Write out every entry word for word.

(Extracted data entries)
_ _ _ _ _
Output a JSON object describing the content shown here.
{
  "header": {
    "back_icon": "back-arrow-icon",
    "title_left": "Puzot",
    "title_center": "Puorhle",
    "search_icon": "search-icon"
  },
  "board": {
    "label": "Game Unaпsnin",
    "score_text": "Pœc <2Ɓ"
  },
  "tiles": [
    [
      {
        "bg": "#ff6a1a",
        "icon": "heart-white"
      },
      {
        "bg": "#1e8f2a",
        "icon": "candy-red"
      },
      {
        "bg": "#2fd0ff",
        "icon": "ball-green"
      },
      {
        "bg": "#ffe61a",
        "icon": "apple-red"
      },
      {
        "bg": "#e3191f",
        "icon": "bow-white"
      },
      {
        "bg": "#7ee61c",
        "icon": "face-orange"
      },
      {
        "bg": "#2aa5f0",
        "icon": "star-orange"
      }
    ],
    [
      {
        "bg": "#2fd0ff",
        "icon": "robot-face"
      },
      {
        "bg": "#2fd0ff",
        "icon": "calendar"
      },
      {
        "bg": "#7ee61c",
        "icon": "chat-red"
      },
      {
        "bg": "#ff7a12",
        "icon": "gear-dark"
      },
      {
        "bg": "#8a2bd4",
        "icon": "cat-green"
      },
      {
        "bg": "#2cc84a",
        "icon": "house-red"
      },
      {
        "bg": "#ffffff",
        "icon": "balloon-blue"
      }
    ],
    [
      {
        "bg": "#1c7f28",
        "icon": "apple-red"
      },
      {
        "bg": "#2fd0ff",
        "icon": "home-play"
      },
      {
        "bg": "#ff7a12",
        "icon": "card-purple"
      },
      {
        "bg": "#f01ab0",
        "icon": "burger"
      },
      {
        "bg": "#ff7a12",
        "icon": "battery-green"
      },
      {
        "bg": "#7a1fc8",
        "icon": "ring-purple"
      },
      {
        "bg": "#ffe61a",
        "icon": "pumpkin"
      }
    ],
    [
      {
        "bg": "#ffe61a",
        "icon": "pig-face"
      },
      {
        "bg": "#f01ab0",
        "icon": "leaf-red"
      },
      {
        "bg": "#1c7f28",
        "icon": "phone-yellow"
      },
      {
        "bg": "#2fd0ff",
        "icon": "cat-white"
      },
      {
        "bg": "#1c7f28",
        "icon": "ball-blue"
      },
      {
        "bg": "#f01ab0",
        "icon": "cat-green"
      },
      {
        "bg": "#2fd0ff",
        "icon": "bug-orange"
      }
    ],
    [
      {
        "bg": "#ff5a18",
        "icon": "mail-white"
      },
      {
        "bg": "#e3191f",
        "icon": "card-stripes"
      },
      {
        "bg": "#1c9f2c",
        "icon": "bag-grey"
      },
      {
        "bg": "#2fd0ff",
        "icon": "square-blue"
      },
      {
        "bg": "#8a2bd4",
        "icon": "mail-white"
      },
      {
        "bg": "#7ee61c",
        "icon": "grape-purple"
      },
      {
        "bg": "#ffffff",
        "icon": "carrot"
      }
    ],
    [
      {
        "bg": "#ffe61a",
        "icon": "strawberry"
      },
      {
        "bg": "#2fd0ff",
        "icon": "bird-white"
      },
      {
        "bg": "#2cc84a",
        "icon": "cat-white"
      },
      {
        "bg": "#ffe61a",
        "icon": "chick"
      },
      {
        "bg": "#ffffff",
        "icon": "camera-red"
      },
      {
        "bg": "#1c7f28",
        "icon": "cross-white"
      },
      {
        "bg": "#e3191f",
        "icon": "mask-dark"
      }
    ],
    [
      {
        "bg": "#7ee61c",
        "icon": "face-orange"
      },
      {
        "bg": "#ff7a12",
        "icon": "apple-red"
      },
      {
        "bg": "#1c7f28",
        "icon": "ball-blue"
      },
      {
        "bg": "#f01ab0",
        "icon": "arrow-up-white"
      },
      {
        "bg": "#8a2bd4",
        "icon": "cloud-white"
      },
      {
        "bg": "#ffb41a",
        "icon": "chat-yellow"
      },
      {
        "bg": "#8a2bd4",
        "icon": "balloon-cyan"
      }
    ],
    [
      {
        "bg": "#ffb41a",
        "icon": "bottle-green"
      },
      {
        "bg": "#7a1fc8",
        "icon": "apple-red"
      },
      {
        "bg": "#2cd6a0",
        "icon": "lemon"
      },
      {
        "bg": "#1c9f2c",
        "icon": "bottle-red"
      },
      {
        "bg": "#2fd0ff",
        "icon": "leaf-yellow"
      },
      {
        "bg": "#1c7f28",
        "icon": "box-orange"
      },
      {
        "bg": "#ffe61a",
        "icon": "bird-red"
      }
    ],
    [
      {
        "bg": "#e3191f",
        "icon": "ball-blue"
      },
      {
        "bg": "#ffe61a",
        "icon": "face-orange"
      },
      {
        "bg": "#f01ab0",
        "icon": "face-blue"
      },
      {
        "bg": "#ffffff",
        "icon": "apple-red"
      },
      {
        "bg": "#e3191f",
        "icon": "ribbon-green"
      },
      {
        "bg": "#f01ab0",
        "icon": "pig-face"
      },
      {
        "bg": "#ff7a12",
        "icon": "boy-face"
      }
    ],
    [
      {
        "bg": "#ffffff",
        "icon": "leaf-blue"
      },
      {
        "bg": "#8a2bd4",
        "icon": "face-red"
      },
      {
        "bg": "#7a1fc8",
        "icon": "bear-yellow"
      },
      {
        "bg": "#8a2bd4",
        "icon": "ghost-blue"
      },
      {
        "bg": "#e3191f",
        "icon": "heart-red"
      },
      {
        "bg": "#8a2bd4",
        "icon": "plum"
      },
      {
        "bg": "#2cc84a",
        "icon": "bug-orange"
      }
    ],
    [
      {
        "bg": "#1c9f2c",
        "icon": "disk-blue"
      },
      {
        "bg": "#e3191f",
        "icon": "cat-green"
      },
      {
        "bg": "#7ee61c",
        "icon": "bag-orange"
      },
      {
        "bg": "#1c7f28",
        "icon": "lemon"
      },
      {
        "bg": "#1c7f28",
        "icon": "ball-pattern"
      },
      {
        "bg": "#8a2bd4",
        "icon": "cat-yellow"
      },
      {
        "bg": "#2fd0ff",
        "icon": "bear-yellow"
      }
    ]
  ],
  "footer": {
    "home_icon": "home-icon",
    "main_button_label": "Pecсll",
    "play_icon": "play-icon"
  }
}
_ _ _ _ _
### Correct output
Output a JSON object describing the content shown here.
{
  "header": {
    "back_icon": "back-arrow-icon",
    "title_left": "Puzot",
    "title_center": "Puorhle",
    "search_icon": "search-icon"
  },
  "board": {
    "label": "Game Unaпsnin",
    "score_text": "Pœc <2Ɓ"
  },
  "tiles": [
    [
      {
        "bg": "#ff6a1a",
        "icon": "heart-white"
      },
      {
        "bg": "#1e8f2a",
        "icon": "candy-red"
      },
      {
        "bg": "#2fd0ff",
        "icon": "ball-green"
      },
      {
        "bg": "#ffe61a",
        "icon": "apple-red"
      },
      {
        "bg": "#e3191f",
        "icon": "bow-white"
      },
      {
        "bg": "#7ee61c",
        "icon": "face-orange"
      },
      {
        "bg": "#2aa5f0",
        "icon": "star-orange"
      }
    ],
    [
      {
        "bg": "#2fd0ff",
        "icon": "robot-face"
      },
      {
        "bg": "#2fd0ff",
        "icon": "calendar"
      },
      {
        "bg": "#7ee61c",
        "icon": "chat-red"
      },
      {
        "bg": "#ff7a12",
        "icon": "gear-dark"
      },
      {
        "bg": "#8a2bd4",
        "icon": "cat-green"
      },
      {
        "bg": "#2cc84a",
        "icon": "house-red"
      },
      {
        "bg": "#ffffff",
        "icon": "balloon-blue"
      }
    ],
    [
      {
        "bg": "#1c7f28",
        "icon": "apple-red"
      },
      {
        "bg": "#2fd0ff",
        "icon": "home-play"
      },
      {
        "bg": "#ff7a12",
        "icon": "card-purple"
      },
      {
        "bg": "#f01ab0",
        "icon": "burger"
      },
      {
        "bg": "#ff7a12",
        "icon": "battery-green"
      },
      {
        "bg": "#7a1fc8",
        "icon": "ring-purple"
      },
      {
        "bg": "#ffe61a",
        "icon": "pumpkin"
      }
    ],
    [
      {
        "bg": "#ffe61a",
        "icon": "pig-face"
      },
      {
        "bg": "#f01ab0",
        "icon": "leaf-red"
      },
      {
        "bg": "#1c7f28",
        "icon": "phone-yellow"
      },
      {
        "bg": "#2fd0ff",
        "icon": "cat-white"
      },
      {
        "bg": "#1c7f28",
        "icon": "ball-blue"
      },
      {
        "bg": "#f01ab0",
        "icon": "cat-green"
      },
      {
        "bg": "#2fd0ff",
        "icon": "bug-orange"
      }
    ],
    [
      {
        "bg": "#ff5a18",
        "icon": "mail-white"
      },
      {
        "bg": "#e3191f",
        "icon": "card-stripes"
      },
      {
        "bg": "#1c9f2c",
        "icon": "bag-grey"
      },
      {
        "bg": "#2fd0ff",
        "icon": "square-blue"
      },
      {
        "bg": "#8a2bd4",
        "icon": "mail-white"
      },
      {
        "bg": "#7ee61c",
        "icon": "grape-purple"
      },
      {
        "bg": "#ffffff",
        "icon": "carrot"
      }
    ],
    [
      {
        "bg": "#ffe61a",
        "icon": "strawberry"
      },
      {
        "bg": "#2fd0ff",
        "icon": "bird-white"
      },
      {
        "bg": "#2cc84a",
        "icon": "cat-white"
      },
      {
        "bg": "#ffe61a",
        "icon": "chick"
      },
      {
        "bg": "#ffffff",
        "icon": "camera-red"
      },
      {
        "bg": "#1c7f28",
        "icon": "cross-white"
      },
      {
        "bg": "#e3191f",
        "icon": "mask-dark"
      }
    ],
    [
      {
        "bg": "#7ee61c",
        "icon": "face-orange"
      },
      {
        "bg": "#ff7a12",
        "icon": "apple-red"
      },
      {
        "bg": "#1c7f28",
        "icon": "ball-blue"
      },
      {
        "bg": "#f01ab0",
        "icon": "arrow-up-white"
      },
      {
        "bg": "#8a2bd4",
        "icon": "cloud-white"
      },
      {
        "bg": "#ffb41a",
        "icon": "chat-yellow"
      },
      {
        "bg": "#8a2bd4",
        "icon": "balloon-cyan"
      }
    ],
    [
      {
        "bg": "#ffb41a",
        "icon": "bottle-green"
      },
      {
        "bg": "#7a1fc8",
        "icon": "apple-red"
      },
      {
        "bg": "#2cd6a0",
        "icon": "lemon"
      },
      {
        "bg": "#1c9f2c",
        "icon": "bottle-red"
      },
      {
        "bg": "#2fd0ff",
        "icon": "leaf-yellow"
      },
      {
        "bg": "#1c7f28",
        "icon": "box-orange"
      },
      {
        "bg": "#ffe61a",
        "icon": "bird-red"
      }
    ],
    [
      {
        "bg": "#e3191f",
        "icon": "ball-blue"
      },
      {
        "bg": "#ffe61a",
        "icon": "face-orange"
      },
      {
        "bg": "#f01ab0",
        "icon": "face-blue"
      },
      {
        "bg": "#ffffff",
        "icon": "apple-red"
      },
      {
        "bg": "#e3191f",
        "icon": "ribbon-green"
      },
      {
        "bg": "#f01ab0",
        "icon": "pig-face"
      },
      {
        "bg": "#ff7a12",
        "icon": "boy-face"
      }
    ],
    [
      {
        "bg": "#ffffff",
        "icon": "leaf-blue"
      },
      {
        "bg": "#8a2bd4",
        "icon": "face-red"
      },
      {
        "bg": "#7a1fc8",
        "icon": "bear-yellow"
      },
      {
        "bg": "#8a2bd4",
        "icon": "ghost-blue"
      },
      {
        "bg": "#e3191f",
        "icon": "heart-red"
      },
      {
        "bg": "#8a2bd4",
        "icon": "plum"
      },
      {
        "bg": "#2cc84a",
        "icon": "bug-orange"
      }
    ],
    [
      {
        "bg": "#1c9f2c",
        "icon": "disk-blue"
      },
      {
        "bg": "#e3191f",
        "icon": "cat-green"
      },
      {
        "bg": "#7ee61c",
        "icon": "bag-orange"
      },
      {
        "bg": "#1c7f28",
        "icon": "lemon"
      },
      {
        "bg": "#1c7f28",
        "icon": "ball-pattern"
      },
      {
        "bg": "#8a2bd4",
        "icon": "cat-yellow"
      },
      {
        "bg": "#2fd0ff",
        "icon": "bear-yellow"
      }
    ]
  ],
  "footer": {
    "home_icon": "home-icon",
    "main_button_label": "Pecсll",
    "play_icon": "play-icon"
  }
}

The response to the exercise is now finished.